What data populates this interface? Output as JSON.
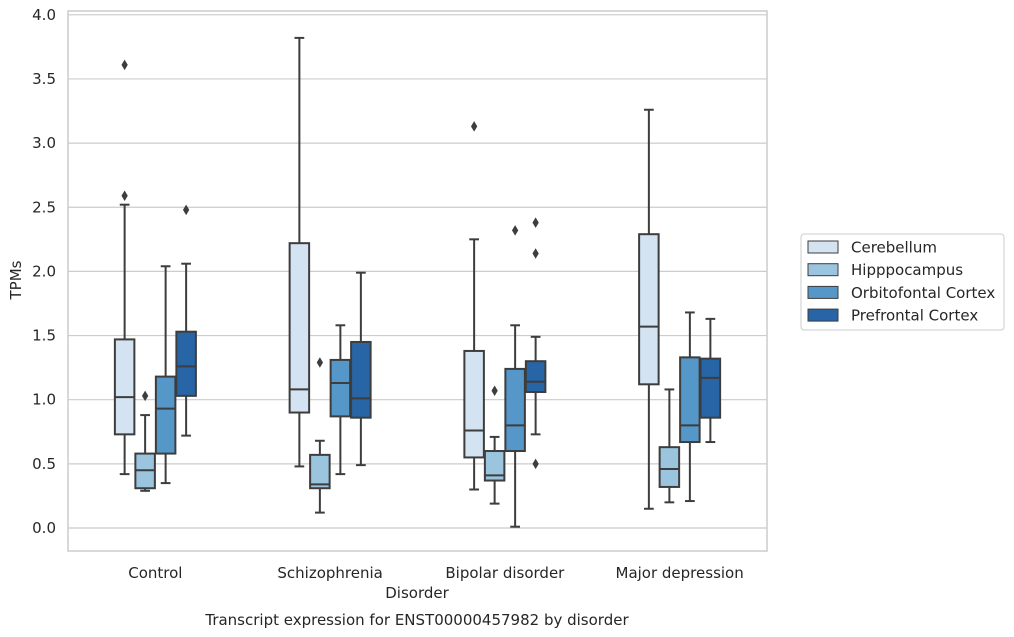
{
  "chart_data": {
    "type": "box",
    "xlabel": "Disorder",
    "ylabel": "TPMs",
    "caption": "Transcript expression for ENST00000457982 by disorder",
    "ylim": [
      -0.17,
      4.02
    ],
    "yticks": [
      "0.0",
      "0.5",
      "1.0",
      "1.5",
      "2.0",
      "2.5",
      "3.0",
      "3.5",
      "4.0"
    ],
    "grid": "horizontal",
    "legend_placement": "right",
    "categories": [
      "Control",
      "Schizophrenia",
      "Bipolar disorder",
      "Major depression"
    ],
    "series": [
      {
        "name": "Cerebellum",
        "color": "#d4e3f1",
        "boxes": [
          {
            "whislo": 0.42,
            "q1": 0.73,
            "med": 1.02,
            "q3": 1.47,
            "whishi": 2.52,
            "fliers": [
              2.59,
              3.61
            ]
          },
          {
            "whislo": 0.48,
            "q1": 0.9,
            "med": 1.08,
            "q3": 2.22,
            "whishi": 3.82,
            "fliers": []
          },
          {
            "whislo": 0.3,
            "q1": 0.55,
            "med": 0.76,
            "q3": 1.38,
            "whishi": 2.25,
            "fliers": [
              3.13
            ]
          },
          {
            "whislo": 0.15,
            "q1": 1.12,
            "med": 1.57,
            "q3": 2.29,
            "whishi": 3.26,
            "fliers": []
          }
        ]
      },
      {
        "name": "Hipppocampus",
        "color": "#9bc5de",
        "boxes": [
          {
            "whislo": 0.29,
            "q1": 0.31,
            "med": 0.45,
            "q3": 0.58,
            "whishi": 0.88,
            "fliers": [
              1.03
            ]
          },
          {
            "whislo": 0.12,
            "q1": 0.31,
            "med": 0.34,
            "q3": 0.57,
            "whishi": 0.68,
            "fliers": [
              1.29
            ]
          },
          {
            "whislo": 0.19,
            "q1": 0.37,
            "med": 0.41,
            "q3": 0.6,
            "whishi": 0.71,
            "fliers": [
              1.07
            ]
          },
          {
            "whislo": 0.2,
            "q1": 0.32,
            "med": 0.46,
            "q3": 0.63,
            "whishi": 1.08,
            "fliers": []
          }
        ]
      },
      {
        "name": "Orbitofontal Cortex",
        "color": "#5597c8",
        "boxes": [
          {
            "whislo": 0.35,
            "q1": 0.58,
            "med": 0.93,
            "q3": 1.18,
            "whishi": 2.04,
            "fliers": []
          },
          {
            "whislo": 0.42,
            "q1": 0.87,
            "med": 1.13,
            "q3": 1.31,
            "whishi": 1.58,
            "fliers": []
          },
          {
            "whislo": 0.01,
            "q1": 0.6,
            "med": 0.8,
            "q3": 1.24,
            "whishi": 1.58,
            "fliers": [
              2.32
            ]
          },
          {
            "whislo": 0.21,
            "q1": 0.67,
            "med": 0.8,
            "q3": 1.33,
            "whishi": 1.68,
            "fliers": []
          }
        ]
      },
      {
        "name": "Prefrontal Cortex",
        "color": "#2865a6",
        "boxes": [
          {
            "whislo": 0.72,
            "q1": 1.03,
            "med": 1.26,
            "q3": 1.53,
            "whishi": 2.06,
            "fliers": [
              2.48
            ]
          },
          {
            "whislo": 0.49,
            "q1": 0.86,
            "med": 1.01,
            "q3": 1.45,
            "whishi": 1.99,
            "fliers": []
          },
          {
            "whislo": 0.73,
            "q1": 1.06,
            "med": 1.14,
            "q3": 1.3,
            "whishi": 1.49,
            "fliers": [
              0.5,
              2.14,
              2.38
            ]
          },
          {
            "whislo": 0.67,
            "q1": 0.86,
            "med": 1.17,
            "q3": 1.32,
            "whishi": 1.63,
            "fliers": []
          }
        ]
      }
    ]
  }
}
______
**Problem statement**
Select and copy every line of the listing with the word "Cortex".

**The result**
        "name": "Orbitofontal Cortex",
        "name": "Prefrontal Cortex",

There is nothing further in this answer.